= Task brief =
Retype the listing that follows, exactly as written.

= Material provided =
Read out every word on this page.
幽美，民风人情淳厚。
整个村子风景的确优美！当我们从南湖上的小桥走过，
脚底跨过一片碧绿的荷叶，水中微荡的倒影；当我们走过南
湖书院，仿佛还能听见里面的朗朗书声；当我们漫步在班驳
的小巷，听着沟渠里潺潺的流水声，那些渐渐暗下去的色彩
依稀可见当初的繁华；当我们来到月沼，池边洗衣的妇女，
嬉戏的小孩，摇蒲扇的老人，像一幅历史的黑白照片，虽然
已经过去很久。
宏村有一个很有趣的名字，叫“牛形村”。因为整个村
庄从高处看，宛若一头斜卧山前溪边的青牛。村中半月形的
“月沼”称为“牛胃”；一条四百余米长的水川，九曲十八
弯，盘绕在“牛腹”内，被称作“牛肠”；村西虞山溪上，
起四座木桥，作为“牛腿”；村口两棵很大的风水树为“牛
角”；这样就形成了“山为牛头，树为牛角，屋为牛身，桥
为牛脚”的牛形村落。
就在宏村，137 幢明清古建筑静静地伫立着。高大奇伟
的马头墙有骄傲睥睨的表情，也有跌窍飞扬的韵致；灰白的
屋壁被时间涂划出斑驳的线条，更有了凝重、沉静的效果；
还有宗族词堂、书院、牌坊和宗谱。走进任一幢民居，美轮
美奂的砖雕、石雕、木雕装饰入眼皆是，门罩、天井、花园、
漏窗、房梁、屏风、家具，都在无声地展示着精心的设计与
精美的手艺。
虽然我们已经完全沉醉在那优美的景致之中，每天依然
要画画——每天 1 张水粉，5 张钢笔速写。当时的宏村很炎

= Task solution =
Read out every word on this page.
幽美，民风人情淳厚。
整个村子风景的确优美！当我们从南湖上的小桥走过，
脚底跨过一片碧绿的荷叶，水中微荡的倒影；当我们走过南
湖书院，仿佛还能听见里面的朗朗书声；当我们漫步在班驳
的小巷，听着沟渠里潺潺的流水声，那些渐渐暗下去的色彩
依稀可见当初的繁华；当我们来到月沼，池边洗衣的妇女，
嬉戏的小孩，摇蒲扇的老人，像一幅历史的黑白照片，虽然
已经过去很久。
宏村有一个很有趣的名字，叫“牛形村”。因为整个村
庄从高处看，宛若一头斜卧山前溪边的青牛。村中半月形的
“月沼”称为“牛胃”；一条四百余米长的水川，九曲十八
弯，盘绕在“牛腹”内，被称作“牛肠”；村西虞山溪上，
起四座木桥，作为“牛腿”；村口两棵很大的风水树为“牛
角”；这样就形成了“山为牛头，树为牛角，屋为牛身，桥
为牛脚”的牛形村落。
就在宏村，137 幢明清古建筑静静地伫立着。高大奇伟
的马头墙有骄傲睥睨的表情，也有跌窍飞扬的韵致；灰白的
屋壁被时间涂划出斑驳的线条，更有了凝重、沉静的效果；
还有宗族词堂、书院、牌坊和宗谱。走进任一幢民居，美轮
美奂的砖雕、石雕、木雕装饰入眼皆是，门罩、天井、花园、
漏窗、房梁、屏风、家具，都在无声地展示着精心的设计与
精美的手艺。
虽然我们已经完全沉醉在那优美的景致之中，每天依然
要画画——每天 1 张水粉，5 张钢笔速写。当时的宏村很炎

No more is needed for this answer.